Gather the lines that hold the string "Split".

Stored data
* Begin *
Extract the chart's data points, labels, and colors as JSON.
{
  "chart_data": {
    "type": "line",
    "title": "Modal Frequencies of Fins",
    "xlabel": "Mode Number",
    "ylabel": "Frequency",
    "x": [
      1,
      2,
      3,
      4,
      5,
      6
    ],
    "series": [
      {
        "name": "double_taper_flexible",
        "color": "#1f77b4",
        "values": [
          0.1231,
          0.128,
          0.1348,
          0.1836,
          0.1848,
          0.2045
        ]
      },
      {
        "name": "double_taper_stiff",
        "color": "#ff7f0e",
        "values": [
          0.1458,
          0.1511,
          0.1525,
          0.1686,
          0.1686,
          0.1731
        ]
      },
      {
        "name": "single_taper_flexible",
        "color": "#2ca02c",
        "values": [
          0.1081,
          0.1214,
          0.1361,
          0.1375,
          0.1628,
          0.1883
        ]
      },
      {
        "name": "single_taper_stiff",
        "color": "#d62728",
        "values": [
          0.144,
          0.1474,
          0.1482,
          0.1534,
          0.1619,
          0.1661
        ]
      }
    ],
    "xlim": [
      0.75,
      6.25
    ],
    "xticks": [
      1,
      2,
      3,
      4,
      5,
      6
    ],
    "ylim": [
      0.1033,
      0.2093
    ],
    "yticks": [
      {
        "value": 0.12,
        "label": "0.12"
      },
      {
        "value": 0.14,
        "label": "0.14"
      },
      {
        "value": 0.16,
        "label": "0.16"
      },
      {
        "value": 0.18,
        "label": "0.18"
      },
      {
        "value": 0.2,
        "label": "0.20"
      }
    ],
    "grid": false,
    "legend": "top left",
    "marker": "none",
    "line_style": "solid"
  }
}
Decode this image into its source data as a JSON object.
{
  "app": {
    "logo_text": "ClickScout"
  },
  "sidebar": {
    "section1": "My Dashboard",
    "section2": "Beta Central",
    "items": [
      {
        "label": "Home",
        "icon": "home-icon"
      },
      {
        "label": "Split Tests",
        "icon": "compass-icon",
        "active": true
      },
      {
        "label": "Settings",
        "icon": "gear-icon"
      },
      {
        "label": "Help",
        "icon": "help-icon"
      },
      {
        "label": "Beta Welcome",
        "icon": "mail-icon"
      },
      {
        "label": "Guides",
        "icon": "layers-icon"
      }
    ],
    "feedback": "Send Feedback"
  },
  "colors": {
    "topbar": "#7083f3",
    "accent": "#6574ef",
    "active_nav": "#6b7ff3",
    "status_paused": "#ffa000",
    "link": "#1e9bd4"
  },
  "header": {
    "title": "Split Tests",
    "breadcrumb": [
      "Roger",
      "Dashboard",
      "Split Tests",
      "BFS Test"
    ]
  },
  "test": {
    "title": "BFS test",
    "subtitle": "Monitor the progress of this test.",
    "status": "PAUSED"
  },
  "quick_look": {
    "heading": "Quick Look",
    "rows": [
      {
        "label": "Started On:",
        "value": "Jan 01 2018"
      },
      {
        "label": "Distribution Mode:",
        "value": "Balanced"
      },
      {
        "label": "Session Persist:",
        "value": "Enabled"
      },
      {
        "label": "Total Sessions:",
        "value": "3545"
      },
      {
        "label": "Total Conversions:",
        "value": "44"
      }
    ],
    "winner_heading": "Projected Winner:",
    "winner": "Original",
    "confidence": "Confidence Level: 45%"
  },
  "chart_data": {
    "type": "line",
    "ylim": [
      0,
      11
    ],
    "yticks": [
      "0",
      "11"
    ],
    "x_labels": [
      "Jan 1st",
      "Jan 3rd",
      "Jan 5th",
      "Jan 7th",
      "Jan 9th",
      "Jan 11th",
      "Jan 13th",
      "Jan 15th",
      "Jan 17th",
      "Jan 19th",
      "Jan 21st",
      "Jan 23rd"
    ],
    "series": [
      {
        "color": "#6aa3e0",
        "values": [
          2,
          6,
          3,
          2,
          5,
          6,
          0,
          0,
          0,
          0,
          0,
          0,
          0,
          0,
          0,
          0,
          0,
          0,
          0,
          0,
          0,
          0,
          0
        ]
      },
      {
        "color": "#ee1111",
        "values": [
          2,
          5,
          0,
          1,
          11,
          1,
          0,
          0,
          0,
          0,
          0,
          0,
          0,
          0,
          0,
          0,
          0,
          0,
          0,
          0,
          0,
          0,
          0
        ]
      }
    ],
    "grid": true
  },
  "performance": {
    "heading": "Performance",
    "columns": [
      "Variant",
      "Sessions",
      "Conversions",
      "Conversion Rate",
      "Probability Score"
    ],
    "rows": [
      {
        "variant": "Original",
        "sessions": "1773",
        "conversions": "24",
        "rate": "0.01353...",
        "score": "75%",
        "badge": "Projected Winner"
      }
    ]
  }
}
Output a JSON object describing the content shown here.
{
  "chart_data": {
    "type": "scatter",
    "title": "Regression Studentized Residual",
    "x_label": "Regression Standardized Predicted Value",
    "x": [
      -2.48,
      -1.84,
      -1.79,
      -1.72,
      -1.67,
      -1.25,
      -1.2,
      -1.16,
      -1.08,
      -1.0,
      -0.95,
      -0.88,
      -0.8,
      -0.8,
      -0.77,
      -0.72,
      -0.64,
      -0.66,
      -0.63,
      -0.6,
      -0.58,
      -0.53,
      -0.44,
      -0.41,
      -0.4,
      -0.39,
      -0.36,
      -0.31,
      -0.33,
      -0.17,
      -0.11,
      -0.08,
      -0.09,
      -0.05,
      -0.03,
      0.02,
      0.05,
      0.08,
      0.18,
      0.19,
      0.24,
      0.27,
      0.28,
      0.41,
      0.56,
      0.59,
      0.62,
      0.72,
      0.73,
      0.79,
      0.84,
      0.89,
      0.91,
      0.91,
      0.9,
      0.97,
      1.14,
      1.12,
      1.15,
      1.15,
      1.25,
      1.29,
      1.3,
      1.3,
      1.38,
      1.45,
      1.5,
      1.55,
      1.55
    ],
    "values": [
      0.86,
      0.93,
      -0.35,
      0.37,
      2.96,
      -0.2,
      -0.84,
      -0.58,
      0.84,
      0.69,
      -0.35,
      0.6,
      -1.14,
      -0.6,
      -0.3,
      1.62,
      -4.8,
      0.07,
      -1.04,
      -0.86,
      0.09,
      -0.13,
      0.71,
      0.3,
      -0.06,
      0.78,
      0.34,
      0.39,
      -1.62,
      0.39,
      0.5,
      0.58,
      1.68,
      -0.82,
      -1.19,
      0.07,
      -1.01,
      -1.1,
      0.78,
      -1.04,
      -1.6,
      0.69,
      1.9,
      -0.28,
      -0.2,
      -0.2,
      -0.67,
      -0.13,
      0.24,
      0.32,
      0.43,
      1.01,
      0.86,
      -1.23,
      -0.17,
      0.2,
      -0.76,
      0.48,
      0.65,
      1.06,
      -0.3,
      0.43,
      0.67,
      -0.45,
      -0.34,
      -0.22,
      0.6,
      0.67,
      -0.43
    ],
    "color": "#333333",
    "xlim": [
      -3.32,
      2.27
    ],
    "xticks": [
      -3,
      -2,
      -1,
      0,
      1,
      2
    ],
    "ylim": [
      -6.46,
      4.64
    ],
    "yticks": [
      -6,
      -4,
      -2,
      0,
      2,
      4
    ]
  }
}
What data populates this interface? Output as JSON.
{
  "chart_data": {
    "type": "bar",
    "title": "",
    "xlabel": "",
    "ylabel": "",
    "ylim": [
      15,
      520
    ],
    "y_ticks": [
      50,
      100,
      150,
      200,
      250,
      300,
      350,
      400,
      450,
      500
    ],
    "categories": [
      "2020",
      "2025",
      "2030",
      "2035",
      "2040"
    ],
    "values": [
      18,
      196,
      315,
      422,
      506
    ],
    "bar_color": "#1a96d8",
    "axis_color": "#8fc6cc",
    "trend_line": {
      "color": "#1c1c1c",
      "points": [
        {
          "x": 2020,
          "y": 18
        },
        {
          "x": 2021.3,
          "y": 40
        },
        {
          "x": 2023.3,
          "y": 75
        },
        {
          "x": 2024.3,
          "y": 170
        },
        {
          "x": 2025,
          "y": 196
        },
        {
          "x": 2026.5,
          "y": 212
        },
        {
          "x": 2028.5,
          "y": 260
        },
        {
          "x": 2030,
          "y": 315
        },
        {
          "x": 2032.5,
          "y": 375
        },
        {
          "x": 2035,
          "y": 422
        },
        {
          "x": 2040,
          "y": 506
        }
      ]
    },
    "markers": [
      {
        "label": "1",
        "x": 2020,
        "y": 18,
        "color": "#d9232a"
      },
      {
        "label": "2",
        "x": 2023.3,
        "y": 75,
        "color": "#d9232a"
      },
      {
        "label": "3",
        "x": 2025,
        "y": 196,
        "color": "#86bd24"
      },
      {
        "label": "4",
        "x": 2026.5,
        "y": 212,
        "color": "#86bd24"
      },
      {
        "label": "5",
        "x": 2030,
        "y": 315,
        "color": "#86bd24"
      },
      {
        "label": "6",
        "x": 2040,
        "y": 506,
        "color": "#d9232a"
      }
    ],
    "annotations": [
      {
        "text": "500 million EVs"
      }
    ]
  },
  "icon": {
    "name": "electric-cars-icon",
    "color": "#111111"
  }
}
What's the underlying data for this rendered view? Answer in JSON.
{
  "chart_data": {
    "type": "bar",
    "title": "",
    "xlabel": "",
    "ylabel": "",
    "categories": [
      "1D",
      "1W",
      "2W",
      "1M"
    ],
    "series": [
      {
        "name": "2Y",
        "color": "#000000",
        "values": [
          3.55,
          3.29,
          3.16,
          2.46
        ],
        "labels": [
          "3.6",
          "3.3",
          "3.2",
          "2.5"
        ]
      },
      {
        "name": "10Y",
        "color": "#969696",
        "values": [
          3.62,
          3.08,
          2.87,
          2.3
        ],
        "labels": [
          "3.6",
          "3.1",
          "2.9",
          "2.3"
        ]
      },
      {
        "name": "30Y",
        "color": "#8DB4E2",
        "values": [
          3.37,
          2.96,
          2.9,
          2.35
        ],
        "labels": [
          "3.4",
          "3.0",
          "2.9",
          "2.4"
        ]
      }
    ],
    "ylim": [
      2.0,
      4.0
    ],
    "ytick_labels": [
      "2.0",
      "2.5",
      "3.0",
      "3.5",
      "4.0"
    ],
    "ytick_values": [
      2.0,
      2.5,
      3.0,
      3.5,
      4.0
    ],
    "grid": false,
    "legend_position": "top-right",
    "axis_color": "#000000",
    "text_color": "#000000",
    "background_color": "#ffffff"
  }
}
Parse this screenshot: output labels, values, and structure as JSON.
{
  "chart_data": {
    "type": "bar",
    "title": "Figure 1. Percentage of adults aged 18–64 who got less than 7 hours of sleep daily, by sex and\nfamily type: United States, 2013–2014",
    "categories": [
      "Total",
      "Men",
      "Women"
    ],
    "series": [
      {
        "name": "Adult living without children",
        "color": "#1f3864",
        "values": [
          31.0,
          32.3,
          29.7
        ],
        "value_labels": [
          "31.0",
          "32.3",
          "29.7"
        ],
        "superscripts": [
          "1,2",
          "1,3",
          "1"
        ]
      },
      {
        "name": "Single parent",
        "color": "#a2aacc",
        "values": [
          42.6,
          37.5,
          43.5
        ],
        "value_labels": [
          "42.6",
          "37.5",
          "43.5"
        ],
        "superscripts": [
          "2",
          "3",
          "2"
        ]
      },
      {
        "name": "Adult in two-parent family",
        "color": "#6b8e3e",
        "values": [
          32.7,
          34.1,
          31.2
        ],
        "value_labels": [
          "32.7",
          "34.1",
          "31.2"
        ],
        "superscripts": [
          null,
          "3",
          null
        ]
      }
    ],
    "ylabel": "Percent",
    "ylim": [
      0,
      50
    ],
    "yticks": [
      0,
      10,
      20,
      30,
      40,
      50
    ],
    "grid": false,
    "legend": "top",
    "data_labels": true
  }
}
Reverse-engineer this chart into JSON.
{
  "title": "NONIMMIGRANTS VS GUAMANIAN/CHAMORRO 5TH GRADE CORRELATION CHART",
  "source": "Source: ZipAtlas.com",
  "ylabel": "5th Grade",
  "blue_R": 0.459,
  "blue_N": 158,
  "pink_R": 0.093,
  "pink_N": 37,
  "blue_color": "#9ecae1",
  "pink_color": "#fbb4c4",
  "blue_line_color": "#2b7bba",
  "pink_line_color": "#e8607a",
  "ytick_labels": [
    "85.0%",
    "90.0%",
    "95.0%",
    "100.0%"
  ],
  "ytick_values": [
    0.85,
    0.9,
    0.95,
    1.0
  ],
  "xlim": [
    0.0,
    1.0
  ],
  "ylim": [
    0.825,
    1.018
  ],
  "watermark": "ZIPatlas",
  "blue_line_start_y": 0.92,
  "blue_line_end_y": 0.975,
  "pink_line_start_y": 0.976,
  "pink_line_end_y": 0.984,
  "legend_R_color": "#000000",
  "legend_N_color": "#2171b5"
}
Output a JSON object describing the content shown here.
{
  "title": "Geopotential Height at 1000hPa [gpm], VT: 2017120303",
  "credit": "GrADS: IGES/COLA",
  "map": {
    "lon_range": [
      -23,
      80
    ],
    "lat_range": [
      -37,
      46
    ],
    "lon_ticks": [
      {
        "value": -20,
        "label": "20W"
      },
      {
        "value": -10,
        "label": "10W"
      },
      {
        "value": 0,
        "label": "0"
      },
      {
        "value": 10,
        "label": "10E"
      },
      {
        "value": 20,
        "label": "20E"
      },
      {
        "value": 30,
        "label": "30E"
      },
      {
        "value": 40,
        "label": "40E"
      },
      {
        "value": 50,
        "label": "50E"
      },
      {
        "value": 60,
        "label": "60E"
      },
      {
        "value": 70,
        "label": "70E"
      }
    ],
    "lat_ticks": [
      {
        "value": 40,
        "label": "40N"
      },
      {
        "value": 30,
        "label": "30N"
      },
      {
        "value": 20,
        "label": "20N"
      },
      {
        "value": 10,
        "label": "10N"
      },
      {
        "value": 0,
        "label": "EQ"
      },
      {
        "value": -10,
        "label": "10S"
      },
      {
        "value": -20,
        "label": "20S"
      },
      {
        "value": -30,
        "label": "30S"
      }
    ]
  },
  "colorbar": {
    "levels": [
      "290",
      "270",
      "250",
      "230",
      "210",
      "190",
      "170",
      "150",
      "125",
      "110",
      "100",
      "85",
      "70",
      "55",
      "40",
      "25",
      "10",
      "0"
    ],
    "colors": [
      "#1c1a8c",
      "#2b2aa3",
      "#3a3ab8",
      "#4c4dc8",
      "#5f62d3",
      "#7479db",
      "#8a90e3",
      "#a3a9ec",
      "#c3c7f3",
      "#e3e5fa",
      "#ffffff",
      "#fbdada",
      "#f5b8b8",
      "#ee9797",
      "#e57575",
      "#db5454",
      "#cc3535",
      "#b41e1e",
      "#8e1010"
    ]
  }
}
* End *
= SOLUTION TO THE PROBLEM =
        "label": "Split Tests",
    "title": "Split Tests",
      "Split Tests",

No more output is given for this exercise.